** YOUR GOAL **
Present every line in which the string "title" appears.

Figure record listings

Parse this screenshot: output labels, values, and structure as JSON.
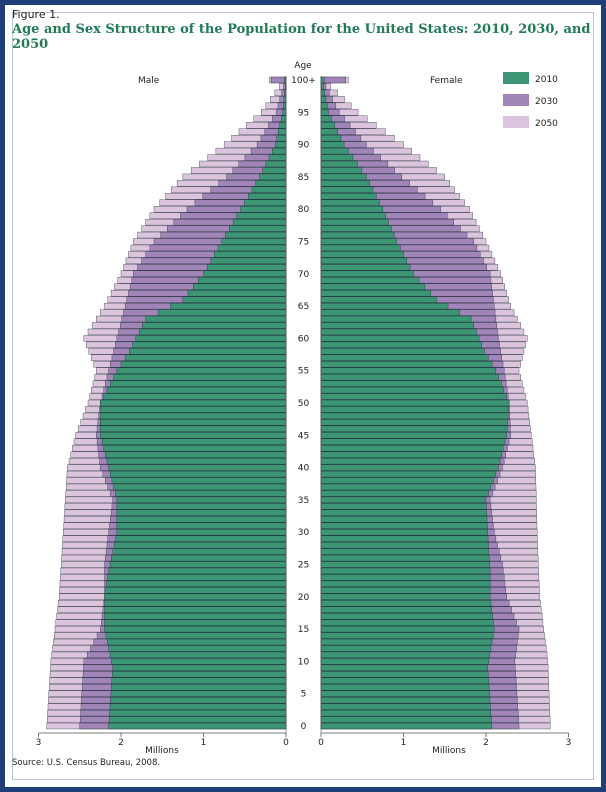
{
  "figure": {
    "label": "Figure 1.",
    "title": "Age and Sex Structure of the Population for the United States: 2010, 2030, and 2050",
    "source": "Source: U.S. Census Bureau, 2008."
  },
  "chart_data": {
    "type": "bar",
    "orientation": "population-pyramid",
    "side_labels": {
      "left": "Male",
      "right": "Female"
    },
    "center_axis_label": "Age",
    "xlabel": "Millions",
    "x_ticks": [
      0,
      1,
      2,
      3
    ],
    "age_tick_labels": [
      "0",
      "5",
      "10",
      "15",
      "20",
      "25",
      "30",
      "35",
      "40",
      "45",
      "50",
      "55",
      "60",
      "65",
      "70",
      "75",
      "80",
      "85",
      "90",
      "95",
      "100+"
    ],
    "xlim": [
      0,
      3
    ],
    "legend_position": "top-right",
    "colors": {
      "2010": "#3d9673",
      "2030": "#a184b8",
      "2050": "#dcc4dc"
    },
    "series": [
      {
        "name": "2010",
        "anchors": [
          {
            "age": 0,
            "male": 2.15,
            "female": 2.07
          },
          {
            "age": 9,
            "male": 2.1,
            "female": 2.02
          },
          {
            "age": 15,
            "male": 2.2,
            "female": 2.1
          },
          {
            "age": 20,
            "male": 2.2,
            "female": 2.05
          },
          {
            "age": 24,
            "male": 2.15,
            "female": 2.05
          },
          {
            "age": 30,
            "male": 2.05,
            "female": 2.02
          },
          {
            "age": 35,
            "male": 2.05,
            "female": 2.0
          },
          {
            "age": 40,
            "male": 2.15,
            "female": 2.15
          },
          {
            "age": 45,
            "male": 2.25,
            "female": 2.25
          },
          {
            "age": 50,
            "male": 2.25,
            "female": 2.28
          },
          {
            "age": 55,
            "male": 2.05,
            "female": 2.12
          },
          {
            "age": 58,
            "male": 1.9,
            "female": 1.98
          },
          {
            "age": 63,
            "male": 1.7,
            "female": 1.82
          },
          {
            "age": 66,
            "male": 1.25,
            "female": 1.4
          },
          {
            "age": 70,
            "male": 1.0,
            "female": 1.12
          },
          {
            "age": 75,
            "male": 0.78,
            "female": 0.92
          },
          {
            "age": 80,
            "male": 0.55,
            "female": 0.75
          },
          {
            "age": 85,
            "male": 0.32,
            "female": 0.55
          },
          {
            "age": 90,
            "male": 0.13,
            "female": 0.28
          },
          {
            "age": 95,
            "male": 0.04,
            "female": 0.09
          },
          {
            "age": 99,
            "male": 0.01,
            "female": 0.03
          },
          {
            "age": 100,
            "male": 0.02,
            "female": 0.04
          }
        ]
      },
      {
        "name": "2030",
        "anchors": [
          {
            "age": 0,
            "male": 2.5,
            "female": 2.4
          },
          {
            "age": 10,
            "male": 2.45,
            "female": 2.35
          },
          {
            "age": 15,
            "male": 2.25,
            "female": 2.4
          },
          {
            "age": 20,
            "male": 2.2,
            "female": 2.25
          },
          {
            "age": 25,
            "male": 2.2,
            "female": 2.2
          },
          {
            "age": 30,
            "male": 2.15,
            "female": 2.1
          },
          {
            "age": 35,
            "male": 2.1,
            "female": 2.05
          },
          {
            "age": 40,
            "male": 2.25,
            "female": 2.2
          },
          {
            "age": 45,
            "male": 2.3,
            "female": 2.3
          },
          {
            "age": 50,
            "male": 2.25,
            "female": 2.28
          },
          {
            "age": 55,
            "male": 2.15,
            "female": 2.22
          },
          {
            "age": 60,
            "male": 2.05,
            "female": 2.15
          },
          {
            "age": 65,
            "male": 1.95,
            "female": 2.1
          },
          {
            "age": 70,
            "male": 1.85,
            "female": 2.05
          },
          {
            "age": 75,
            "male": 1.6,
            "female": 1.85
          },
          {
            "age": 80,
            "male": 1.2,
            "female": 1.45
          },
          {
            "age": 85,
            "male": 0.72,
            "female": 0.98
          },
          {
            "age": 90,
            "male": 0.35,
            "female": 0.55
          },
          {
            "age": 95,
            "male": 0.12,
            "female": 0.22
          },
          {
            "age": 99,
            "male": 0.03,
            "female": 0.06
          },
          {
            "age": 100,
            "male": 0.18,
            "female": 0.3
          }
        ]
      },
      {
        "name": "2050",
        "anchors": [
          {
            "age": 0,
            "male": 2.9,
            "female": 2.78
          },
          {
            "age": 10,
            "male": 2.85,
            "female": 2.75
          },
          {
            "age": 20,
            "male": 2.75,
            "female": 2.65
          },
          {
            "age": 30,
            "male": 2.7,
            "female": 2.62
          },
          {
            "age": 40,
            "male": 2.65,
            "female": 2.6
          },
          {
            "age": 45,
            "male": 2.55,
            "female": 2.55
          },
          {
            "age": 50,
            "male": 2.4,
            "female": 2.5
          },
          {
            "age": 55,
            "male": 2.3,
            "female": 2.4
          },
          {
            "age": 60,
            "male": 2.45,
            "female": 2.5
          },
          {
            "age": 65,
            "male": 2.2,
            "female": 2.3
          },
          {
            "age": 70,
            "male": 2.0,
            "female": 2.18
          },
          {
            "age": 75,
            "male": 1.85,
            "female": 2.0
          },
          {
            "age": 80,
            "male": 1.6,
            "female": 1.8
          },
          {
            "age": 85,
            "male": 1.25,
            "female": 1.5
          },
          {
            "age": 90,
            "male": 0.75,
            "female": 1.0
          },
          {
            "age": 95,
            "male": 0.3,
            "female": 0.45
          },
          {
            "age": 99,
            "male": 0.08,
            "female": 0.12
          },
          {
            "age": 100,
            "male": 0.2,
            "female": 0.33
          }
        ]
      }
    ]
  }
}
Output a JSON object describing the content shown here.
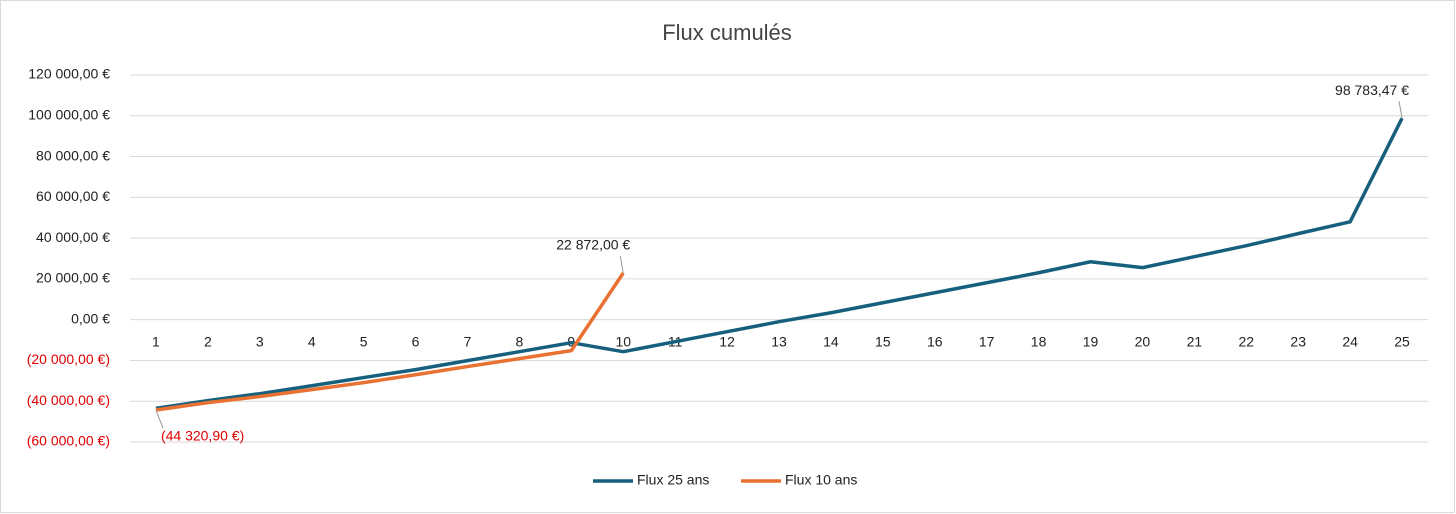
{
  "chart_data": {
    "type": "line",
    "title": "Flux cumulés",
    "categories": [
      "1",
      "2",
      "3",
      "4",
      "5",
      "6",
      "7",
      "8",
      "9",
      "10",
      "11",
      "12",
      "13",
      "14",
      "15",
      "16",
      "17",
      "18",
      "19",
      "20",
      "21",
      "22",
      "23",
      "24",
      "25"
    ],
    "series": [
      {
        "name": "Flux 25 ans",
        "color": "#17607d",
        "values": [
          -43500,
          -39700,
          -36300,
          -32400,
          -28400,
          -24500,
          -20100,
          -15700,
          -11300,
          -15700,
          -10800,
          -5900,
          -1000,
          3400,
          8300,
          13200,
          18100,
          23000,
          28400,
          25500,
          30900,
          36300,
          42200,
          48000,
          98783.47
        ],
        "value_labels": [
          null,
          null,
          null,
          null,
          null,
          null,
          null,
          null,
          null,
          null,
          null,
          null,
          null,
          null,
          null,
          null,
          null,
          null,
          null,
          null,
          null,
          null,
          null,
          null,
          "98 783,47 €"
        ]
      },
      {
        "name": "Flux 10 ans",
        "color": "#e97132",
        "values": [
          -44320.9,
          -40700,
          -37700,
          -34300,
          -30900,
          -27000,
          -23000,
          -19100,
          -15200,
          22872,
          null,
          null,
          null,
          null,
          null,
          null,
          null,
          null,
          null,
          null,
          null,
          null,
          null,
          null,
          null
        ],
        "value_labels": [
          "(44 320,90 €)",
          null,
          null,
          null,
          null,
          null,
          null,
          null,
          null,
          "22 872,00 €",
          null,
          null,
          null,
          null,
          null,
          null,
          null,
          null,
          null,
          null,
          null,
          null,
          null,
          null,
          null
        ]
      }
    ],
    "ylim": [
      -60000,
      120000
    ],
    "yticks": [
      {
        "value": -60000,
        "label": "(60 000,00 €)"
      },
      {
        "value": -40000,
        "label": "(40 000,00 €)"
      },
      {
        "value": -20000,
        "label": "(20 000,00 €)"
      },
      {
        "value": 0,
        "label": "0,00 €"
      },
      {
        "value": 20000,
        "label": "20 000,00 €"
      },
      {
        "value": 40000,
        "label": "40 000,00 €"
      },
      {
        "value": 60000,
        "label": "60 000,00 €"
      },
      {
        "value": 80000,
        "label": "80 000,00 €"
      },
      {
        "value": 100000,
        "label": "100 000,00 €"
      },
      {
        "value": 120000,
        "label": "120 000,00 €"
      }
    ],
    "grid": true,
    "negative_color": "#e00000",
    "legend": "bottom"
  }
}
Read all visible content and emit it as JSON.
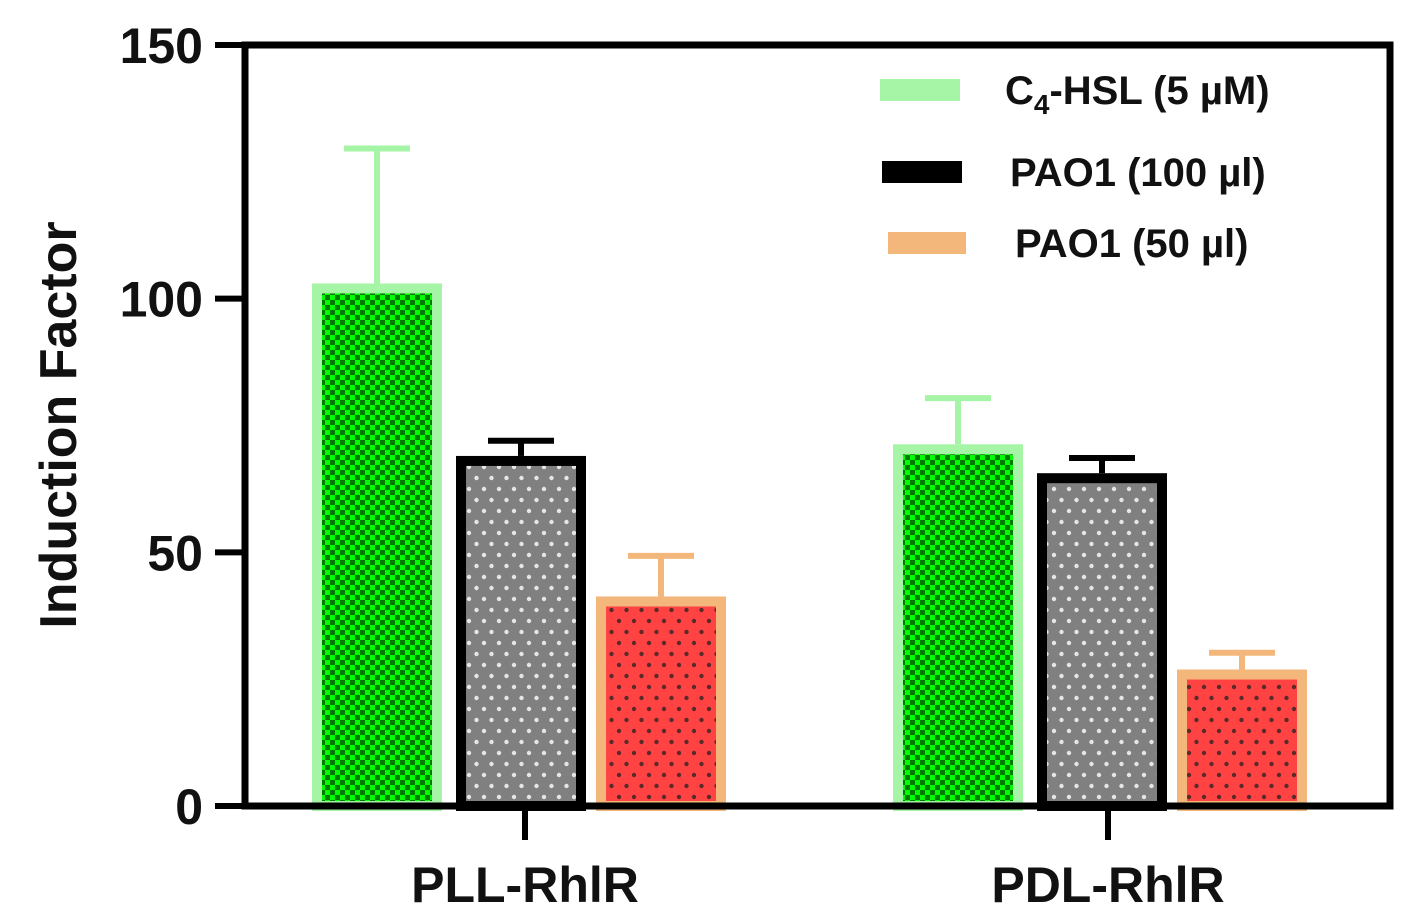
{
  "chart_data": {
    "type": "bar",
    "title": "",
    "xlabel": "",
    "ylabel": "Induction Factor",
    "ylim": [
      0,
      150
    ],
    "yticks": [
      0,
      50,
      100,
      150
    ],
    "grid": false,
    "legend_position": "top-right (inside)",
    "categories": [
      "PLL-RhlR",
      "PDL-RhlR"
    ],
    "series": [
      {
        "name": "C4-HSL (5 µM)",
        "name_parts": {
          "pre": "C",
          "sub": "4",
          "post": "-HSL (5 µM)"
        },
        "values": [
          103,
          71.3
        ],
        "errors": [
          26.6,
          9.1
        ],
        "edge_color": "#A6F5A6",
        "fill_colors": [
          "#00FF00",
          "#007A00"
        ],
        "pattern": "checker"
      },
      {
        "name": "PAO1 (100 µl)",
        "values": [
          69,
          65.6
        ],
        "errors": [
          3,
          3
        ],
        "edge_color": "#000000",
        "fill_colors": [
          "#808080",
          "#E6E6E6"
        ],
        "pattern": "dots"
      },
      {
        "name": "PAO1 (50 µl)",
        "values": [
          41.3,
          26.9
        ],
        "errors": [
          8,
          3.3
        ],
        "edge_color": "#F3B77C",
        "fill_colors": [
          "#FF4343",
          "#5A2A2A"
        ],
        "pattern": "dots"
      }
    ]
  }
}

** SOLVED PROBLEM **
    "title": "Age and Sex Structure of the Population for the United States: 2010, 2030, and 2050",
    "title": "Flux cumulés",
    "title": "",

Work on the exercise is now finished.